>>>>>

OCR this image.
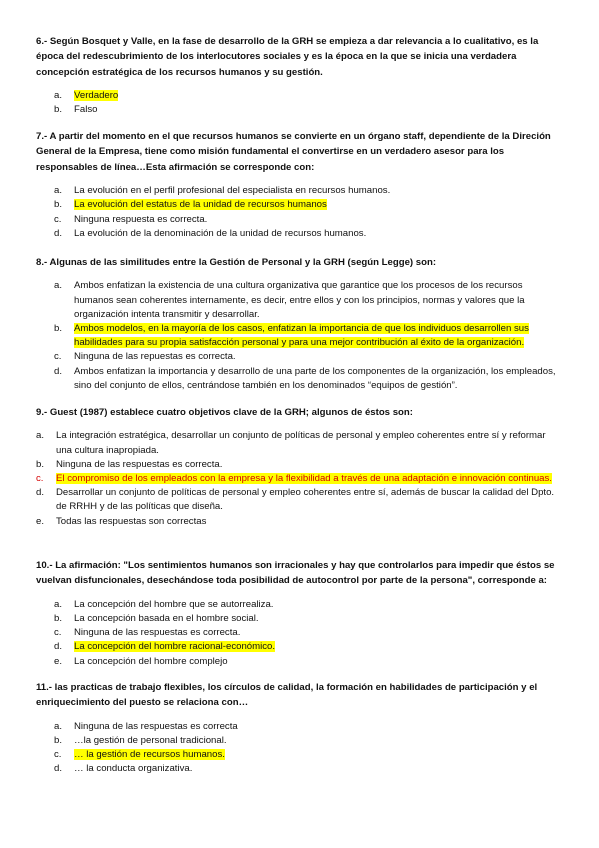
6.- Según Bosquet y Valle, en la fase de desarrollo de la GRH se empieza a dar relevancia a lo cualitativo, es la época del redescubrimiento de los interlocutores sociales y es la época en la que se inicia una verdadera concepción estratégica de los recursos humanos y su gestión.

a. Verdadero
b. Falso

7.- A partir del momento en el que recursos humanos se convierte en un órgano staff, dependiente de la Direción General de la Empresa, tiene como misión fundamental el convertirse en un verdadero asesor para los responsables de línea…Esta afirmación se corresponde con:

a. La evolución en el perfil profesional del especialista en recursos humanos.
b. La evolución del estatus de la unidad de recursos humanos
c. Ninguna respuesta es correcta.
d. La evolución de la denominación de la unidad de recursos humanos.

8.- Algunas de las similitudes entre la Gestión de Personal y la GRH (según Legge) son:

a. Ambos enfatizan la existencia de una cultura organizativa que garantice que los procesos de los recursos humanos sean coherentes internamente, es decir, entre ellos y con los principios, normas y valores que la organización intenta transmitir y desarrollar.
b. Ambos modelos, en la mayoría de los casos, enfatizan la importancia de que los individuos desarrollen sus habilidades para su propia satisfacción personal y para una mejor contribución al éxito de la organización.
c. Ninguna de las repuestas es correcta.
d. Ambos enfatizan la importancia y desarrollo de una parte de los componentes de la organización, los empleados, sino del conjunto de ellos, centrándose también en los denominados “equipos de gestión”.

9.- Guest (1987) establece cuatro objetivos clave de la GRH; algunos de éstos son:

a. La integración estratégica, desarrollar un conjunto de políticas de personal y empleo coherentes entre sí y reformar una cultura inapropiada.
b. Ninguna de las respuestas es correcta.
c. El compromiso de los empleados con la empresa y la flexibilidad a través de una adaptación e innovación continuas.
d. Desarrollar un conjunto de políticas de personal y empleo coherentes entre sí, además de buscar la calidad del Dpto. de RRHH y de las políticas que diseña.
e. Todas las respuestas son correctas

10.- La afirmación: "Los sentimientos humanos son irracionales y hay que controlarlos para impedir que éstos se vuelvan disfuncionales, desechándose toda posibilidad de autocontrol por parte de la persona", corresponde a:

a. La concepción del hombre que se autorrealiza.
b. La concepción basada en el hombre social.
c. Ninguna de las respuestas es correcta.
d. La concepción del hombre racional-económico.
e. La concepción del hombre complejo

11.- las practicas de trabajo flexibles, los círculos de calidad, la formación en habilidades de participación y el enriquecimiento del puesto se relaciona con…

a. Ninguna de las respuestas es correcta
b. …la gestión de personal tradicional.
c. … la gestión de recursos humanos.
d. … la conducta organizativa.
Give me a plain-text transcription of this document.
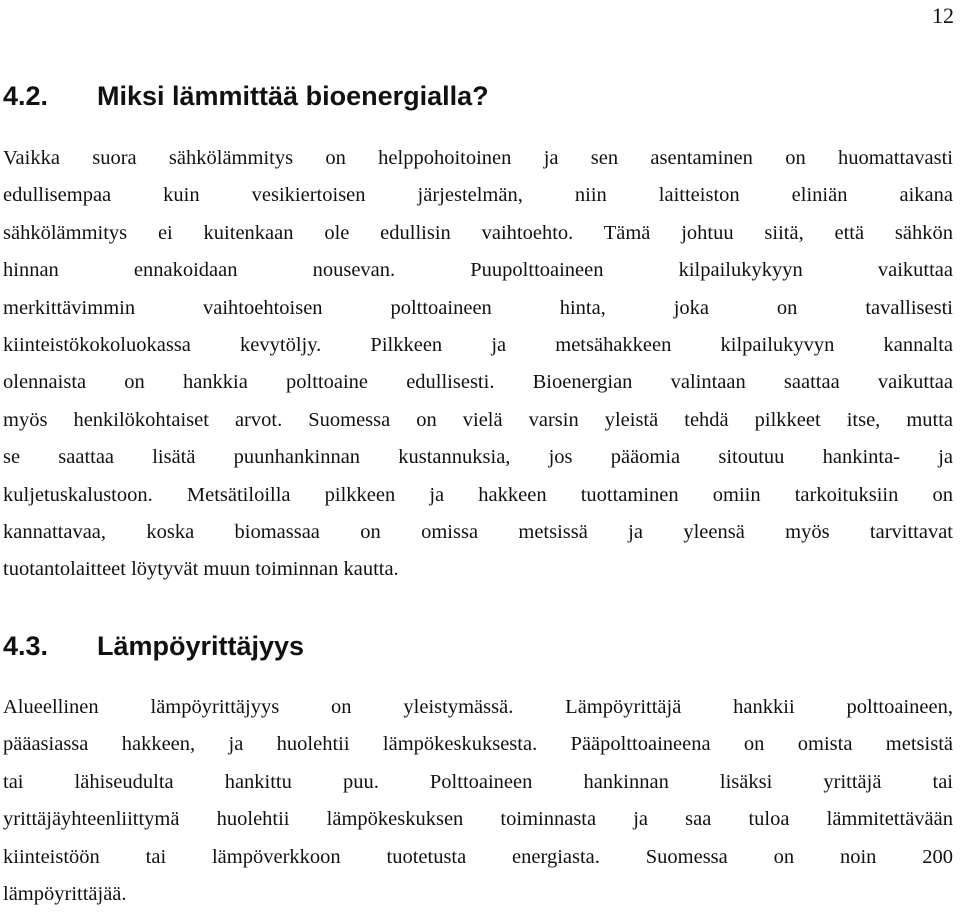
12
4.2. Miksi lämmittää bioenergialla?
Vaikka suora sähkölämmitys on helppohoitoinen ja sen asentaminen on huomattavasti
edullisempaa kuin vesikiertoisen järjestelmän, niin laitteiston eliniän aikana
sähkölämmitys ei kuitenkaan ole edullisin vaihtoehto. Tämä johtuu siitä, että sähkön
hinnan ennakoidaan nousevan. Puupolttoaineen kilpailukykyyn vaikuttaa
merkittävimmin vaihtoehtoisen polttoaineen hinta, joka on tavallisesti
kiinteistökokoluokassa kevytöljy. Pilkkeen ja metsähakkeen kilpailukyvyn kannalta
olennaista on hankkia polttoaine edullisesti. Bioenergian valintaan saattaa vaikuttaa
myös henkilökohtaiset arvot. Suomessa on vielä varsin yleistä tehdä pilkkeet itse, mutta
se saattaa lisätä puunhankinnan kustannuksia, jos pääomia sitoutuu hankinta- ja
kuljetuskalustoon. Metsätiloilla pilkkeen ja hakkeen tuottaminen omiin tarkoituksiin on
kannattavaa, koska biomassaa on omissa metsissä ja yleensä myös tarvittavat
tuotantolaitteet löytyvät muun toiminnan kautta.
4.3. Lämpöyrittäjyys
Alueellinen lämpöyrittäjyys on yleistymässä. Lämpöyrittäjä hankkii polttoaineen,
pääasiassa hakkeen, ja huolehtii lämpökeskuksesta. Pääpolttoaineena on omista metsistä
tai lähiseudulta hankittu puu. Polttoaineen hankinnan lisäksi yrittäjä tai
yrittäjäyhteenliittymä huolehtii lämpökeskuksen toiminnasta ja saa tuloa lämmitettävään
kiinteistöön tai lämpöverkkoon tuotetusta energiasta. Suomessa on noin 200
lämpöyrittäjää.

<<<<<

**Exercise description:** Please quote the records above exactly, beginning at the line that contains "Give me a plain-text" and ending at their last line. Leave the pictures out.

**Answer below:**
Give me a plain-text transcription of this document.
12
4.2. Miksi lämmittää bioenergialla?
Vaikka suora sähkölämmitys on helppohoitoinen ja sen asentaminen on huomattavasti
edullisempaa kuin vesikiertoisen järjestelmän, niin laitteiston eliniän aikana
sähkölämmitys ei kuitenkaan ole edullisin vaihtoehto. Tämä johtuu siitä, että sähkön
hinnan ennakoidaan nousevan. Puupolttoaineen kilpailukykyyn vaikuttaa
merkittävimmin vaihtoehtoisen polttoaineen hinta, joka on tavallisesti
kiinteistökokoluokassa kevytöljy. Pilkkeen ja metsähakkeen kilpailukyvyn kannalta
olennaista on hankkia polttoaine edullisesti. Bioenergian valintaan saattaa vaikuttaa
myös henkilökohtaiset arvot. Suomessa on vielä varsin yleistä tehdä pilkkeet itse, mutta
se saattaa lisätä puunhankinnan kustannuksia, jos pääomia sitoutuu hankinta- ja
kuljetuskalustoon. Metsätiloilla pilkkeen ja hakkeen tuottaminen omiin tarkoituksiin on
kannattavaa, koska biomassaa on omissa metsissä ja yleensä myös tarvittavat
tuotantolaitteet löytyvät muun toiminnan kautta.
4.3. Lämpöyrittäjyys
Alueellinen lämpöyrittäjyys on yleistymässä. Lämpöyrittäjä hankkii polttoaineen,
pääasiassa hakkeen, ja huolehtii lämpökeskuksesta. Pääpolttoaineena on omista metsistä
tai lähiseudulta hankittu puu. Polttoaineen hankinnan lisäksi yrittäjä tai
yrittäjäyhteenliittymä huolehtii lämpökeskuksen toiminnasta ja saa tuloa lämmitettävään
kiinteistöön tai lämpöverkkoon tuotetusta energiasta. Suomessa on noin 200
lämpöyrittäjää.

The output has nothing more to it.